*Exercise instructions*
Keep the pictures out and restate every record exactly.
************
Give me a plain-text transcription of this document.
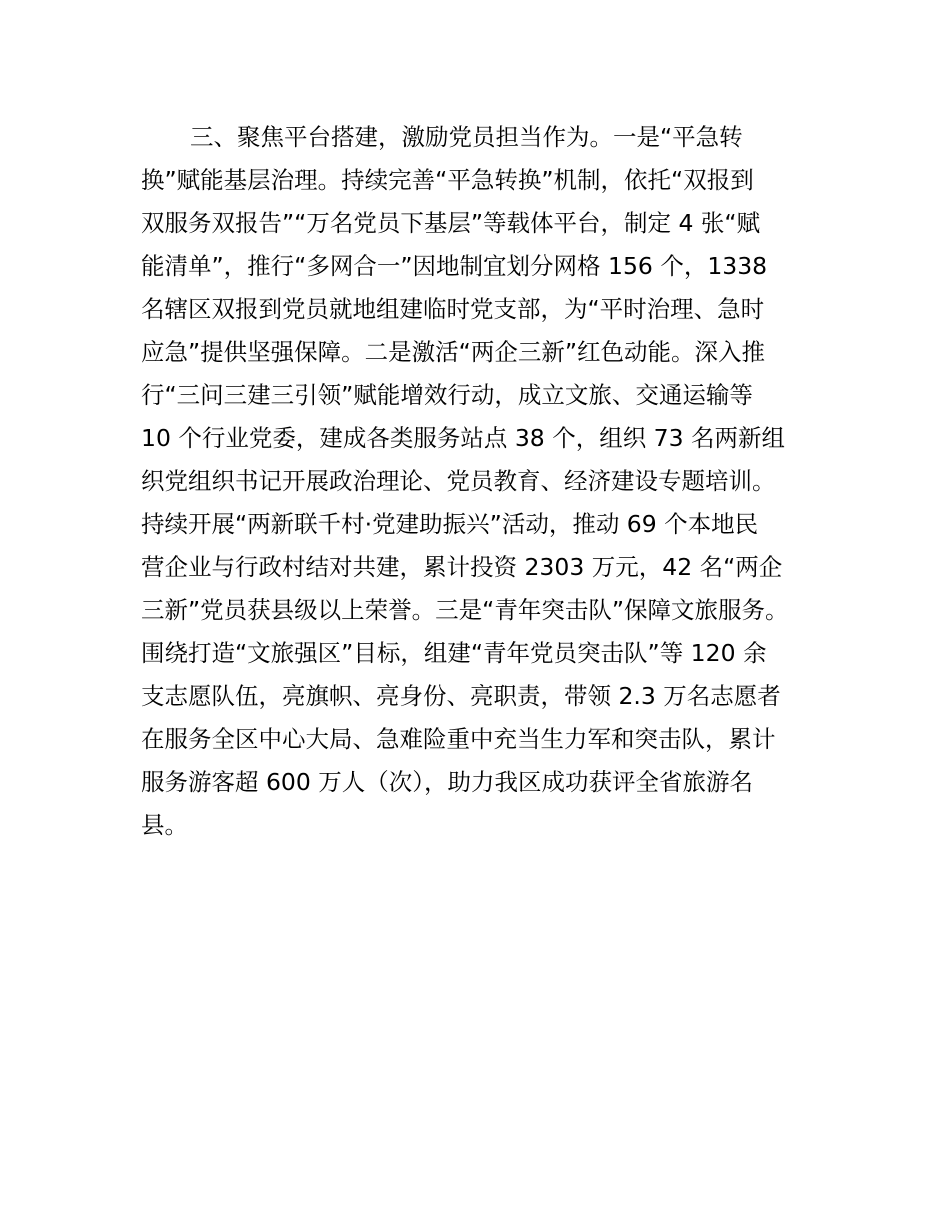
三、聚焦平台搭建，激励党员担当作为。一是“平急转
换”赋能基层治理。持续完善“平急转换”机制，依托“双报到
双服务双报告”“万名党员下基层”等载体平台，制定 4 张“赋
能清单”，推行“多网合一”因地制宜划分网格 156 个，1338
名辖区双报到党员就地组建临时党支部，为“平时治理、急时
应急”提供坚强保障。二是激活“两企三新”红色动能。深入推
行“三问三建三引领”赋能增效行动，成立文旅、交通运输等
10 个行业党委，建成各类服务站点 38 个，组织 73 名两新组
织党组织书记开展政治理论、党员教育、经济建设专题培训。
持续开展“两新联千村·党建助振兴”活动，推动 69 个本地民
营企业与行政村结对共建，累计投资 2303 万元，42 名“两企
三新”党员获县级以上荣誉。三是“青年突击队”保障文旅服务。
围绕打造“文旅强区”目标，组建“青年党员突击队”等 120 余
支志愿队伍，亮旗帜、亮身份、亮职责，带领 2.3 万名志愿者
在服务全区中心大局、急难险重中充当生力军和突击队，累计
服务游客超 600 万人（次），助力我区成功获评全省旅游名
县。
************
*Solution to this task*
Give me a plain-text transcription of this document.
三、聚焦平台搭建，激励党员担当作为。一是“平急转
换”赋能基层治理。持续完善“平急转换”机制，依托“双报到
双服务双报告”“万名党员下基层”等载体平台，制定 4 张“赋
能清单”，推行“多网合一”因地制宜划分网格 156 个，1338
名辖区双报到党员就地组建临时党支部，为“平时治理、急时
应急”提供坚强保障。二是激活“两企三新”红色动能。深入推
行“三问三建三引领”赋能增效行动，成立文旅、交通运输等
10 个行业党委，建成各类服务站点 38 个，组织 73 名两新组
织党组织书记开展政治理论、党员教育、经济建设专题培训。
持续开展“两新联千村·党建助振兴”活动，推动 69 个本地民
营企业与行政村结对共建，累计投资 2303 万元，42 名“两企
三新”党员获县级以上荣誉。三是“青年突击队”保障文旅服务。
围绕打造“文旅强区”目标，组建“青年党员突击队”等 120 余
支志愿队伍，亮旗帜、亮身份、亮职责，带领 2.3 万名志愿者
在服务全区中心大局、急难险重中充当生力军和突击队，累计
服务游客超 600 万人（次），助力我区成功获评全省旅游名
县。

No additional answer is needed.